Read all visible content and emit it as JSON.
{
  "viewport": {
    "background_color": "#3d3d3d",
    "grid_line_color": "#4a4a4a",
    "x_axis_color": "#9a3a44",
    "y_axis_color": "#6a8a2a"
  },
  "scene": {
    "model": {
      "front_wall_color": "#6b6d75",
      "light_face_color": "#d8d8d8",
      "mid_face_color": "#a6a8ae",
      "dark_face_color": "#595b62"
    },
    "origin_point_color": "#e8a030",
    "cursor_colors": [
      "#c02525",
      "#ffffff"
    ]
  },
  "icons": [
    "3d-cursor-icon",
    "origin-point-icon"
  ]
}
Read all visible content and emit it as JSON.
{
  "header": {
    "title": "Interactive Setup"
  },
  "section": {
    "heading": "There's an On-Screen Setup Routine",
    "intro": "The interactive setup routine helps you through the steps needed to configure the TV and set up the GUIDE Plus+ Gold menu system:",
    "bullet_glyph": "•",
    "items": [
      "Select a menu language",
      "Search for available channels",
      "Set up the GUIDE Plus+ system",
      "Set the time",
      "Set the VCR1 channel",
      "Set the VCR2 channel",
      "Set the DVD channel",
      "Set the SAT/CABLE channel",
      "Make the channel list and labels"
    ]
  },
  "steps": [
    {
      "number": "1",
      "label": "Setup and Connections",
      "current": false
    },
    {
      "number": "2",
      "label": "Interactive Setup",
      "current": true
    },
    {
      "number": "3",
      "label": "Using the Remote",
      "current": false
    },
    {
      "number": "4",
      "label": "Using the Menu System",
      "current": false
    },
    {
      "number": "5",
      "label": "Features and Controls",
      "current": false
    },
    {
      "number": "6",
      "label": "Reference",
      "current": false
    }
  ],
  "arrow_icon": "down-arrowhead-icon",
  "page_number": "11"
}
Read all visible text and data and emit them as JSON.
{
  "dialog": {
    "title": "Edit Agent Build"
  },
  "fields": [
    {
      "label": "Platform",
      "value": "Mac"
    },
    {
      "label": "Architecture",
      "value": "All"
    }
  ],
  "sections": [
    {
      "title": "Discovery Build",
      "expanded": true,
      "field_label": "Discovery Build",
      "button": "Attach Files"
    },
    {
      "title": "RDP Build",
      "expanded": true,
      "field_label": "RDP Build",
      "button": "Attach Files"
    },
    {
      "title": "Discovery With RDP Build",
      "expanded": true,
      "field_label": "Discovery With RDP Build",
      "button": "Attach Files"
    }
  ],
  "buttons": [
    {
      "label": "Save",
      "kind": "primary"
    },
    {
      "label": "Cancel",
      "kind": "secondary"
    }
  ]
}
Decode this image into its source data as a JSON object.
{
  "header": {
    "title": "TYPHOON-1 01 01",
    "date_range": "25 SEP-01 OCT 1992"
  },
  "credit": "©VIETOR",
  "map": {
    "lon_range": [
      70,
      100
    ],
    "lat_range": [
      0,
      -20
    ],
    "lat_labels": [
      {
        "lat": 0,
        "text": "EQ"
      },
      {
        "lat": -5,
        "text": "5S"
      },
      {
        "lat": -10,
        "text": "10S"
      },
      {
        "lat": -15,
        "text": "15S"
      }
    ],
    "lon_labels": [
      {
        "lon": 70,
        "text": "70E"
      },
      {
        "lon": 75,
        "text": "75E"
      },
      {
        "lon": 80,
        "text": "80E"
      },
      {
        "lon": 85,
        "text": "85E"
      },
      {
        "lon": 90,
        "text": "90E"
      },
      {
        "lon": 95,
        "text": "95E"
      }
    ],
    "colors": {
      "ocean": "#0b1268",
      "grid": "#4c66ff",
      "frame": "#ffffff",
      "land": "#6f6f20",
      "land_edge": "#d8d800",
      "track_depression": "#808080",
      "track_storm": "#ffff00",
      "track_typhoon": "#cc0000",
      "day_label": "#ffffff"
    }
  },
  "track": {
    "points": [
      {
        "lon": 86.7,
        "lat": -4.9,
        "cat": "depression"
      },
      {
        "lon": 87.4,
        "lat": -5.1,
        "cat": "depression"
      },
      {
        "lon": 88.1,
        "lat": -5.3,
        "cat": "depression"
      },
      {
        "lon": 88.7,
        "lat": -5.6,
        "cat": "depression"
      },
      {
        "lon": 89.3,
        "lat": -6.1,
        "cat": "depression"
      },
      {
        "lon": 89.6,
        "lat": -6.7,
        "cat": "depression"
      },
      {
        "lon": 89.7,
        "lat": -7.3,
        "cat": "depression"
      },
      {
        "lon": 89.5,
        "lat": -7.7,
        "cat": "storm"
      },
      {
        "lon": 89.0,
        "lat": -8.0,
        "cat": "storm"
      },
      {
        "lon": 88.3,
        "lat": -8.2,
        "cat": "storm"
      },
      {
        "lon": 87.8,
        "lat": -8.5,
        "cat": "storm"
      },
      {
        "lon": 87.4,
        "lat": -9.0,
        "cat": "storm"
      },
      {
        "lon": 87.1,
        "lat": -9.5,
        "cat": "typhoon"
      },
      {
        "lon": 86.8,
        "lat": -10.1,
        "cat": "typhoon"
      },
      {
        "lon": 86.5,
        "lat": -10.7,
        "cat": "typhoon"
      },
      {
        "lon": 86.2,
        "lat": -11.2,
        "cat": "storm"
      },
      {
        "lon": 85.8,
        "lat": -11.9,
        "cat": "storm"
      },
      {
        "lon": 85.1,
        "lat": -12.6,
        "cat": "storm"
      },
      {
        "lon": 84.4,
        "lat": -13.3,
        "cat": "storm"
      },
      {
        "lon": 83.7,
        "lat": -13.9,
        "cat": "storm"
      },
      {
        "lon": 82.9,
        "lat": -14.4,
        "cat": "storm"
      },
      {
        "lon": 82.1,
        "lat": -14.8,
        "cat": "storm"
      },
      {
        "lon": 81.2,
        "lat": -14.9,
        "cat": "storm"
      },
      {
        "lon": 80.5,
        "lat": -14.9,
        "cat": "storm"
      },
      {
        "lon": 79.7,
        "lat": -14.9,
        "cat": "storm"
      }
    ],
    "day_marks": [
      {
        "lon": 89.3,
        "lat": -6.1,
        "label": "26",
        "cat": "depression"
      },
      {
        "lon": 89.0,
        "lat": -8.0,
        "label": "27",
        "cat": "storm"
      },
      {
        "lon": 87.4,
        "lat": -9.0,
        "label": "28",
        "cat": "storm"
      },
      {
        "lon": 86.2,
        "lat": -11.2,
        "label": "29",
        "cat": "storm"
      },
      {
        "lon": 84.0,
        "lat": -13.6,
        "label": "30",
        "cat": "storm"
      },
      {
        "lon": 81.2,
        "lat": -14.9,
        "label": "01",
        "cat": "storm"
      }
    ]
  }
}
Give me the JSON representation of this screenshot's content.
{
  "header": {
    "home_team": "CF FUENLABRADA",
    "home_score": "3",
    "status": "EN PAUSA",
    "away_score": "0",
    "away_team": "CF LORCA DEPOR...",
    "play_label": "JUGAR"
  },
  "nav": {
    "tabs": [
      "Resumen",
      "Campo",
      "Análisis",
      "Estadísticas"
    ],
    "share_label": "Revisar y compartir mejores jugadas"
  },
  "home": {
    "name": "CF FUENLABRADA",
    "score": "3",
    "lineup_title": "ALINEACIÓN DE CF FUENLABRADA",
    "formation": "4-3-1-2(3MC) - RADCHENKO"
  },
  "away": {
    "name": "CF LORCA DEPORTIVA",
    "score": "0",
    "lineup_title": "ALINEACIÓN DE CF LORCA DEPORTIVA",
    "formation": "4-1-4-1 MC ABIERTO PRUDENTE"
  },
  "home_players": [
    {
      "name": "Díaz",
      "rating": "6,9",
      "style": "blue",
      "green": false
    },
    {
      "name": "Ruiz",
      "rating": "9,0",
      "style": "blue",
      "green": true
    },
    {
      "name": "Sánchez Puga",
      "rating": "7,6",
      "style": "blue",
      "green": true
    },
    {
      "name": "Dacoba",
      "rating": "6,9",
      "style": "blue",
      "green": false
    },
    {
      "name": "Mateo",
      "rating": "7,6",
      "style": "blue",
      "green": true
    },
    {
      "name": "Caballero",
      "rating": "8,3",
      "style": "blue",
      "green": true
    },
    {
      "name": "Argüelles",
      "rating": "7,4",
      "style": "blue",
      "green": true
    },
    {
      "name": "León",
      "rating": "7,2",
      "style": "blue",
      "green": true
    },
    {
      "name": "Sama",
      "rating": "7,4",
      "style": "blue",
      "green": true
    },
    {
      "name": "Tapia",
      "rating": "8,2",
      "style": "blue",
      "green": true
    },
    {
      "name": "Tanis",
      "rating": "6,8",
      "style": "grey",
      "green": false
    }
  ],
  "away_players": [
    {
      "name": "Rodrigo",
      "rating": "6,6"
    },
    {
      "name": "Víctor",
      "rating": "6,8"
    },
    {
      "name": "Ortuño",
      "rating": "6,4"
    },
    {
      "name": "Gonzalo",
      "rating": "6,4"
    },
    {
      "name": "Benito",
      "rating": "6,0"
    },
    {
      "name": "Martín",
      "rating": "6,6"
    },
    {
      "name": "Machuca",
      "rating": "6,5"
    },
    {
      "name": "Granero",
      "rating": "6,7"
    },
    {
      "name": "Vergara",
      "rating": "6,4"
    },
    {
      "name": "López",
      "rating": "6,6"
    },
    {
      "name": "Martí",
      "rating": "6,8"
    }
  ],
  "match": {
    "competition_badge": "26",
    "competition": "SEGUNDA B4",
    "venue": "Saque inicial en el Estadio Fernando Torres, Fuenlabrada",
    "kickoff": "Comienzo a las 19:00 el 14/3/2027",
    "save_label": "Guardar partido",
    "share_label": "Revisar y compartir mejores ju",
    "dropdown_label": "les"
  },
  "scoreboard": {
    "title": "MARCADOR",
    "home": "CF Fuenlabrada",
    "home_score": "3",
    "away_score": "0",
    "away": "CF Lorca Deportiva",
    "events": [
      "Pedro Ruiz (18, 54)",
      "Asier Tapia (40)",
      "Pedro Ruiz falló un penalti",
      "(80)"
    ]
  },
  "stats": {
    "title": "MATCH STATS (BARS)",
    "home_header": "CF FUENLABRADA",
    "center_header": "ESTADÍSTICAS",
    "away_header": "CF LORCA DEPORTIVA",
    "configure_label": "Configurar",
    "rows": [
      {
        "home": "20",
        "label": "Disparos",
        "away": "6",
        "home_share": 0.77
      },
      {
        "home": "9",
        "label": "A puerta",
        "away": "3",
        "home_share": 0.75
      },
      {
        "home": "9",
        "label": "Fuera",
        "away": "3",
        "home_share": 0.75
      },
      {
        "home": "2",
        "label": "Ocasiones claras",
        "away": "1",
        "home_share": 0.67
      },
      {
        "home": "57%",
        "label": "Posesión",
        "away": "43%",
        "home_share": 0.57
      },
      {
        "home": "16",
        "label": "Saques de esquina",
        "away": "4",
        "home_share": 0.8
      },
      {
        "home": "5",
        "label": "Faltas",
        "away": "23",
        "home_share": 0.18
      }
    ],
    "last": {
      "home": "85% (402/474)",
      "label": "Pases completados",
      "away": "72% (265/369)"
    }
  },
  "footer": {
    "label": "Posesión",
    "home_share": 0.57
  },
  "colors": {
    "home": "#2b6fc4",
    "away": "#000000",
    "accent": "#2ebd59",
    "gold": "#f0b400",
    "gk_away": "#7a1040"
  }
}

§ Your task:
Which lines hold the word "compartir"? Copy all of them.

§ The solution:
    "share_label": "Revisar y compartir mejores jugadas"
    "share_label": "Revisar y compartir mejores ju",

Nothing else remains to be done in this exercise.